- Task objective
Print the data that follows exactly.

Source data
>>>

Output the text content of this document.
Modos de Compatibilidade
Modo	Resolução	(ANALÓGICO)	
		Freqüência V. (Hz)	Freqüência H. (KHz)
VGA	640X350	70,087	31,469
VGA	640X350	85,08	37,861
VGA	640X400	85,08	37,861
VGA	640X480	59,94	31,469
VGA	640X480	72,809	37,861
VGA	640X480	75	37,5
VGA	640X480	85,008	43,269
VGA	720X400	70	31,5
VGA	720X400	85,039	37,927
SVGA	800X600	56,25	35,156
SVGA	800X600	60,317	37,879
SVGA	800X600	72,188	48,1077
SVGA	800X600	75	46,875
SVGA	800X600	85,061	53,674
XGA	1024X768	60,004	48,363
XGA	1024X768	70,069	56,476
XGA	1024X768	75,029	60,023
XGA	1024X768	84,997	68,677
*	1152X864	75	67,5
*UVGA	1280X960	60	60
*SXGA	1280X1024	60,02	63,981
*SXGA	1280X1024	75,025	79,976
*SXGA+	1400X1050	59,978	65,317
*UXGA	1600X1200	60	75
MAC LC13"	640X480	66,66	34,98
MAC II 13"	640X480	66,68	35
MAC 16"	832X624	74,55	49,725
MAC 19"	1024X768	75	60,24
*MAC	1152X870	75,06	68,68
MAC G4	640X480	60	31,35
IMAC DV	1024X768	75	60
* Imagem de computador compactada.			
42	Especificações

<<<

- Result of this exercise
Output the text content of this document.
Modos de Compatibilidade
Modo	Resolução	(ANALÓGICO)	
		Freqüência V. (Hz)	Freqüência H. (KHz)
VGA	640X350	70,087	31,469
VGA	640X350	85,08	37,861
VGA	640X400	85,08	37,861
VGA	640X480	59,94	31,469
VGA	640X480	72,809	37,861
VGA	640X480	75	37,5
VGA	640X480	85,008	43,269
VGA	720X400	70	31,5
VGA	720X400	85,039	37,927
SVGA	800X600	56,25	35,156
SVGA	800X600	60,317	37,879
SVGA	800X600	72,188	48,1077
SVGA	800X600	75	46,875
SVGA	800X600	85,061	53,674
XGA	1024X768	60,004	48,363
XGA	1024X768	70,069	56,476
XGA	1024X768	75,029	60,023
XGA	1024X768	84,997	68,677
*	1152X864	75	67,5
*UVGA	1280X960	60	60
*SXGA	1280X1024	60,02	63,981
*SXGA	1280X1024	75,025	79,976
*SXGA+	1400X1050	59,978	65,317
*UXGA	1600X1200	60	75
MAC LC13"	640X480	66,66	34,98
MAC II 13"	640X480	66,68	35
MAC 16"	832X624	74,55	49,725
MAC 19"	1024X768	75	60,24
*MAC	1152X870	75,06	68,68
MAC G4	640X480	60	31,35
IMAC DV	1024X768	75	60
* Imagem de computador compactada.			
42	Especificações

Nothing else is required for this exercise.